Report the number of lines in the entries below that include the word "JSON", and nothing else.

⁂

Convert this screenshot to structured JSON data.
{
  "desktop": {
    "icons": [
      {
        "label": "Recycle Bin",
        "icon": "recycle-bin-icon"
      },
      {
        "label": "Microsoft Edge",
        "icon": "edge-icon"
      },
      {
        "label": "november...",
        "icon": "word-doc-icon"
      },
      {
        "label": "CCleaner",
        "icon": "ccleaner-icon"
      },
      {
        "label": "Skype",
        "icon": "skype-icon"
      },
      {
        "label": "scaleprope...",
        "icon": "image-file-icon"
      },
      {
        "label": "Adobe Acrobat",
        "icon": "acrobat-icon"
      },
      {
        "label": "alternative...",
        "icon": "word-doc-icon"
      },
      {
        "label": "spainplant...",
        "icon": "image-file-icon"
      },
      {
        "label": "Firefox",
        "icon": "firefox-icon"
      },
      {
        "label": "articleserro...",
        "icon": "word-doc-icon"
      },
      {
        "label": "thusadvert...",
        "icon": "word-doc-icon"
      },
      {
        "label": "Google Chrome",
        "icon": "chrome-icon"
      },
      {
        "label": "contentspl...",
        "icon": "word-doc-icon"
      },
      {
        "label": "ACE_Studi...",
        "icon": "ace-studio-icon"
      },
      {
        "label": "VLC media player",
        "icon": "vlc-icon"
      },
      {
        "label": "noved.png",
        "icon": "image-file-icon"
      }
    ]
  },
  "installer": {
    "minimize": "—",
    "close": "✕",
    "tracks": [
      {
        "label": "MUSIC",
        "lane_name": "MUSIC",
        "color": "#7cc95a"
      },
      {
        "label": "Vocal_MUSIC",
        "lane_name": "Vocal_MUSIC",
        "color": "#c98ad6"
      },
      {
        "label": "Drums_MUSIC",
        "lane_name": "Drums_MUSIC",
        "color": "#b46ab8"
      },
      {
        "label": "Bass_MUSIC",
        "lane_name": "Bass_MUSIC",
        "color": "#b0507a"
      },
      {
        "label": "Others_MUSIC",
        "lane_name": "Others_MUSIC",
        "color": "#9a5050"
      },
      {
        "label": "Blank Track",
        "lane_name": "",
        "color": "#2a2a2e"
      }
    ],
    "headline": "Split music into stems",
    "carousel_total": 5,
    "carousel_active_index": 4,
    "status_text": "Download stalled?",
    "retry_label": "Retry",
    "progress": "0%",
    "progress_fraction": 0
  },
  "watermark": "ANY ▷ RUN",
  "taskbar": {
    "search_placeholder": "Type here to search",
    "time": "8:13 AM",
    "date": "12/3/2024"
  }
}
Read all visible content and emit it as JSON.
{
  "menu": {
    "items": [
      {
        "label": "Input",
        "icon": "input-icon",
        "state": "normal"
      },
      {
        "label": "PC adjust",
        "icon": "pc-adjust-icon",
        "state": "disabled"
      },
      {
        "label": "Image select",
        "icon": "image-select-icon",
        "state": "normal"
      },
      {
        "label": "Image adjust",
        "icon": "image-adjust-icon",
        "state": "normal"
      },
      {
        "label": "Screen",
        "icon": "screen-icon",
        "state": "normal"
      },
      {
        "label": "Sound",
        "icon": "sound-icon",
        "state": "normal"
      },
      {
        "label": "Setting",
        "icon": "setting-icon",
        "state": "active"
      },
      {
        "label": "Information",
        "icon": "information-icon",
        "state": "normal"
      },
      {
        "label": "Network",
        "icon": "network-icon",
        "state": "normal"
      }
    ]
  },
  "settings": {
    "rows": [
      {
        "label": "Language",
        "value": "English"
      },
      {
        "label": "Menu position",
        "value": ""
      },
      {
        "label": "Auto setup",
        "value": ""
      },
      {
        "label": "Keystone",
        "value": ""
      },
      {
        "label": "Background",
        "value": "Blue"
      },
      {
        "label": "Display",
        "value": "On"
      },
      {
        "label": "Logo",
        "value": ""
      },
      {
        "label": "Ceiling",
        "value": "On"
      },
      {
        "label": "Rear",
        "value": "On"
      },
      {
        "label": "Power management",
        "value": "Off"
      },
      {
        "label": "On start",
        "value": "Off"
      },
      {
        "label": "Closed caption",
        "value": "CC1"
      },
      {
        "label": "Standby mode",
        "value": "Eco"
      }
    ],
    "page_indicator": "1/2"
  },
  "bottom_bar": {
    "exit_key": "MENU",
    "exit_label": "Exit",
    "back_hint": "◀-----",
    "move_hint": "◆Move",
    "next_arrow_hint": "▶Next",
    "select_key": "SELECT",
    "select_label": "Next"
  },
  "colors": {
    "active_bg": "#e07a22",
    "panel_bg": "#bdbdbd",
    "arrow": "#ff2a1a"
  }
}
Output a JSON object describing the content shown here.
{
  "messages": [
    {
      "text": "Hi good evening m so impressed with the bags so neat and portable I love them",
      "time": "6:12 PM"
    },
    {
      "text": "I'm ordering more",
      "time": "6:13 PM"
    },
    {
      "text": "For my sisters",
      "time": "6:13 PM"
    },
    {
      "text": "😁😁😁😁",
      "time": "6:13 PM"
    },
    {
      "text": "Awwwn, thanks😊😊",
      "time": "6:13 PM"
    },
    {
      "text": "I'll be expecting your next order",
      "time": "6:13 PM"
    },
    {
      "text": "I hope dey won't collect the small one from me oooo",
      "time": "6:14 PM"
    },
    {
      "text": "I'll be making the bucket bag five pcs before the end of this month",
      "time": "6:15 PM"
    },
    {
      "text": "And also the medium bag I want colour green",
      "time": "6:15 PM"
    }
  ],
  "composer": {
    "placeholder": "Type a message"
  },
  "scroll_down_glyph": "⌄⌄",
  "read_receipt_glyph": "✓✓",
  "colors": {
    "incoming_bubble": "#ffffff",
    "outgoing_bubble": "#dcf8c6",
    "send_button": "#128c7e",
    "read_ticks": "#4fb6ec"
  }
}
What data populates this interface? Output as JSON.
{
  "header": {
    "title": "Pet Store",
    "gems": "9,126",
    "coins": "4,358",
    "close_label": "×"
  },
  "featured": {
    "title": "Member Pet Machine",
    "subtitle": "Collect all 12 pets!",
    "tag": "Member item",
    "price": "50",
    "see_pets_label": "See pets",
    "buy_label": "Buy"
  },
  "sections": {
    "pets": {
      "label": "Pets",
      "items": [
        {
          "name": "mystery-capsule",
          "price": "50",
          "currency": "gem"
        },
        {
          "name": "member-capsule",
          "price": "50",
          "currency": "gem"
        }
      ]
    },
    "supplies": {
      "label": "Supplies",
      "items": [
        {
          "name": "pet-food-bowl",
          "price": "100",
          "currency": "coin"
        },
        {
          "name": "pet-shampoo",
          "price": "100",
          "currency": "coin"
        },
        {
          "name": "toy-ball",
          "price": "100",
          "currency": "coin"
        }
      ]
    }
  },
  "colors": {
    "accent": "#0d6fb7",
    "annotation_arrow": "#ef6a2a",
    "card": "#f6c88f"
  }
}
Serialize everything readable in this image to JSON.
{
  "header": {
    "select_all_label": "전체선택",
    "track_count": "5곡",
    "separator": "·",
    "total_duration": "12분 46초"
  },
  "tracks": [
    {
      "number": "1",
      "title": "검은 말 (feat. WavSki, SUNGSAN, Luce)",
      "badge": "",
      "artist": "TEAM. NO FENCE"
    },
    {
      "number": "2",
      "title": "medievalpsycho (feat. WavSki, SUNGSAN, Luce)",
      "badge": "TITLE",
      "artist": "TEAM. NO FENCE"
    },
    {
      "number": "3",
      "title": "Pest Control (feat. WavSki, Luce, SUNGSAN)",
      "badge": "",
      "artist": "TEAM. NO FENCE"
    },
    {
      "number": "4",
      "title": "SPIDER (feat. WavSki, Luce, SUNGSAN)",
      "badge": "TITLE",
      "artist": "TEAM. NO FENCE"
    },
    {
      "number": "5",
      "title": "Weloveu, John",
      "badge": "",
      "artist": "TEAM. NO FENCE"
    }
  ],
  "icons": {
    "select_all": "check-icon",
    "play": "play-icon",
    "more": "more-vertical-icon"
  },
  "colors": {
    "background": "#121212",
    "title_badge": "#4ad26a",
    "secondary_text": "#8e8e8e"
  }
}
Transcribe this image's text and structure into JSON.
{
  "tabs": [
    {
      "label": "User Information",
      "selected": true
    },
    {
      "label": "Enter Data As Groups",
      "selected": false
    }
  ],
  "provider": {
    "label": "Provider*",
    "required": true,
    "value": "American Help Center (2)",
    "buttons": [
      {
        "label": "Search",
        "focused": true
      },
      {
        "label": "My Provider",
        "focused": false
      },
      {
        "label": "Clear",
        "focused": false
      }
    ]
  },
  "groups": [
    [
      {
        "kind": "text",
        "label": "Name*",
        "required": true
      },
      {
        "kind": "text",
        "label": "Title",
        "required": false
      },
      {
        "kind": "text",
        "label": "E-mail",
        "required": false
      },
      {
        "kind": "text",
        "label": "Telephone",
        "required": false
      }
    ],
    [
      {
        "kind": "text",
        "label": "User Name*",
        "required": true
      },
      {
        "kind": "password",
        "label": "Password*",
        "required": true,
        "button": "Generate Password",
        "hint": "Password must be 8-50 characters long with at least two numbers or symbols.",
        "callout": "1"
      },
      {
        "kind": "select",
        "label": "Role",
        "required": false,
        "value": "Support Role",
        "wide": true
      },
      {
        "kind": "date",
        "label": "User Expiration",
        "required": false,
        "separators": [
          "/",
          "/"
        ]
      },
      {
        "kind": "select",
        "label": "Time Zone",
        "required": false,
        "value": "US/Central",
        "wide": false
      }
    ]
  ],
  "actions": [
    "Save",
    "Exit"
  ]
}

⁂

» **Finished task**
6